> [What you have to do]: Gather each line of the records where "text" appears.

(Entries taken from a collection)
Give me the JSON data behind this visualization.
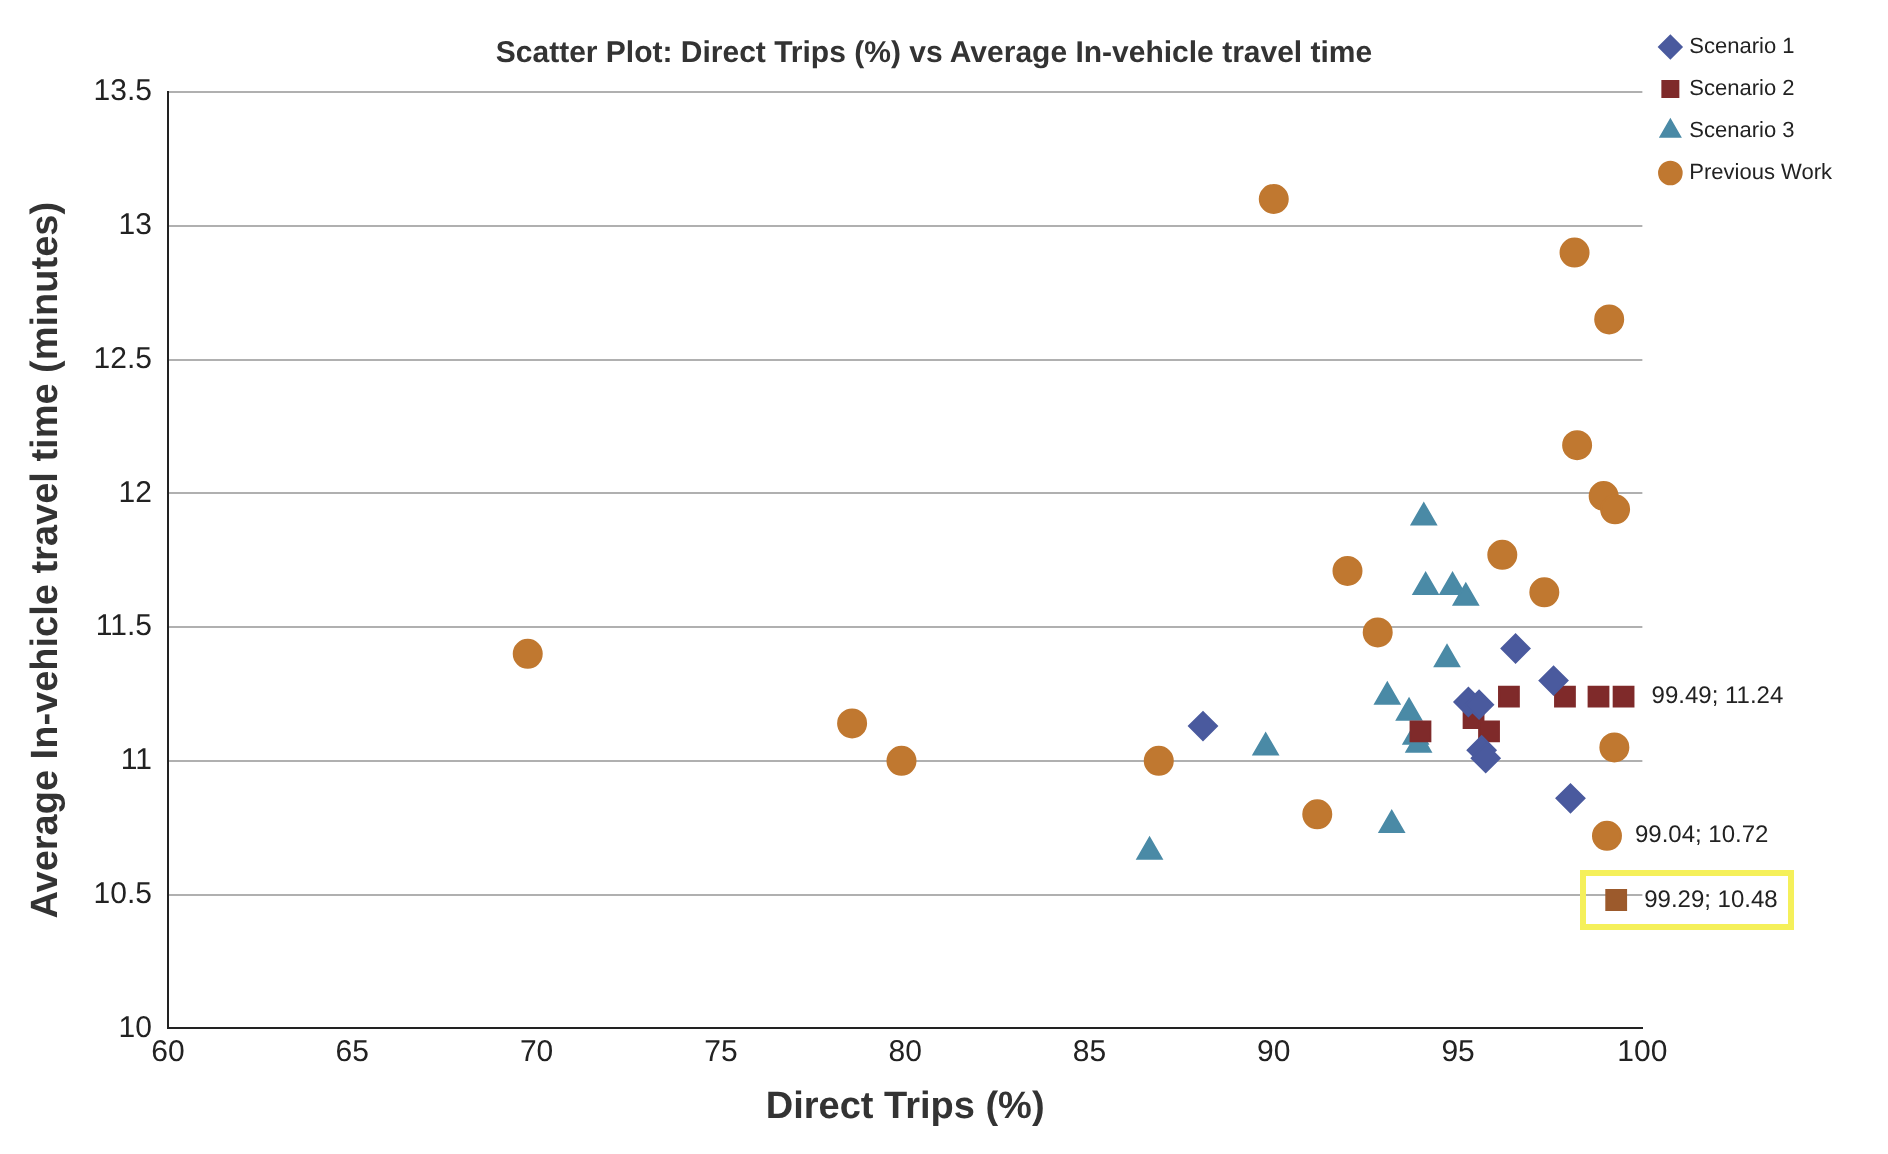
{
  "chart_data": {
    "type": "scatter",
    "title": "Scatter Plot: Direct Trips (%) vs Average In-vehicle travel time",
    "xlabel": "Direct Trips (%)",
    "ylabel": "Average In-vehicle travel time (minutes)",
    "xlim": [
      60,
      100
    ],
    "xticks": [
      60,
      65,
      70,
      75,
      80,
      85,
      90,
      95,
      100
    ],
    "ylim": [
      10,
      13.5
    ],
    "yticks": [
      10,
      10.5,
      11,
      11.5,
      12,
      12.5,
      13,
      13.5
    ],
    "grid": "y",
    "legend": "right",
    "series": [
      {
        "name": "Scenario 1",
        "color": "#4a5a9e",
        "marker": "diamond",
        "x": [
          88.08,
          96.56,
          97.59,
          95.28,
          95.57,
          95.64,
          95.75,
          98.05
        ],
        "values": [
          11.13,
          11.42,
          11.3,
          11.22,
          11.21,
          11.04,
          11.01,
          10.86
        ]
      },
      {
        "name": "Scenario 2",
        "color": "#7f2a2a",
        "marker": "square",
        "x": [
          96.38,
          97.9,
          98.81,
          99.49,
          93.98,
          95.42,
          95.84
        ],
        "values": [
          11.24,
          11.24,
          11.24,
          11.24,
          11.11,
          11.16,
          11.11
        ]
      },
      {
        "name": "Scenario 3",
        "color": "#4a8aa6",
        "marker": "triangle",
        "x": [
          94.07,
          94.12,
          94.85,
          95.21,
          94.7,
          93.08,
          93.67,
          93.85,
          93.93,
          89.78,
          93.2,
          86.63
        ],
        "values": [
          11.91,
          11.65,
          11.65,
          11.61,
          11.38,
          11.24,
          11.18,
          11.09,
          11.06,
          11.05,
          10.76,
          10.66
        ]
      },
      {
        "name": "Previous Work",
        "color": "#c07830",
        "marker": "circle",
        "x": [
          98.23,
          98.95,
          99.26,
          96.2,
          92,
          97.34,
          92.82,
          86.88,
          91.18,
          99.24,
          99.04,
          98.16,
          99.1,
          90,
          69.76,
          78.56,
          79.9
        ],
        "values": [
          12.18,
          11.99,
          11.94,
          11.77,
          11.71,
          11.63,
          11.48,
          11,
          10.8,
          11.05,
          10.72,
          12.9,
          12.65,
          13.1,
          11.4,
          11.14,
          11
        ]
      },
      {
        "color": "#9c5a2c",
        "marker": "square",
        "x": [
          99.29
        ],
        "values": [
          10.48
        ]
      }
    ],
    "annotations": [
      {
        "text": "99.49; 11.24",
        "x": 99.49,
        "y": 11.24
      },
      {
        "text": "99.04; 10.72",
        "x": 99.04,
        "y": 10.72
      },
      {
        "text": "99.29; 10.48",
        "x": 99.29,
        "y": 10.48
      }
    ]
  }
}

> [Full output]:
        "text": "99.49; 11.24",
        "text": "99.04; 10.72",
        "text": "99.29; 10.48",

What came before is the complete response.